* [CHALLENGE]:
In this exercise, return the whole listing exactly, excluding any images.

(Dataset items)
* START *

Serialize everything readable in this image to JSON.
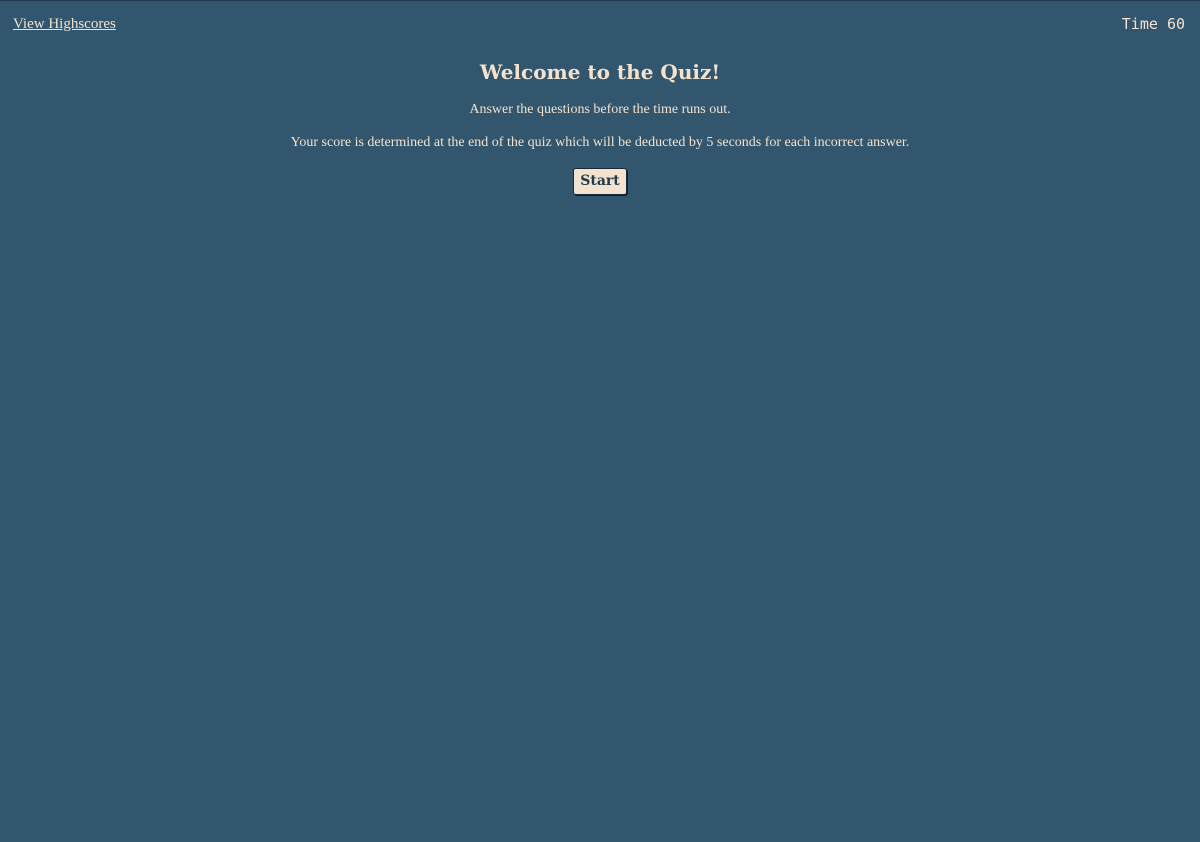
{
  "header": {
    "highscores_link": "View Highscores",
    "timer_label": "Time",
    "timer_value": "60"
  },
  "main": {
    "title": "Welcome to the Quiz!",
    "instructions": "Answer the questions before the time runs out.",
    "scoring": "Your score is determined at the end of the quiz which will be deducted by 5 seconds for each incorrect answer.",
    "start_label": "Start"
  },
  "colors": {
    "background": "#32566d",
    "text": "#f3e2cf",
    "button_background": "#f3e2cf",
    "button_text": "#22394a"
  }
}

* END *

* [RESPONSE TO THE TASK]:
Serialize everything readable in this image to JSON.
{
  "header": {
    "highscores_link": "View Highscores",
    "timer_label": "Time",
    "timer_value": "60"
  },
  "main": {
    "title": "Welcome to the Quiz!",
    "instructions": "Answer the questions before the time runs out.",
    "scoring": "Your score is determined at the end of the quiz which will be deducted by 5 seconds for each incorrect answer.",
    "start_label": "Start"
  },
  "colors": {
    "background": "#32566d",
    "text": "#f3e2cf",
    "button_background": "#f3e2cf",
    "button_text": "#22394a"
  }
}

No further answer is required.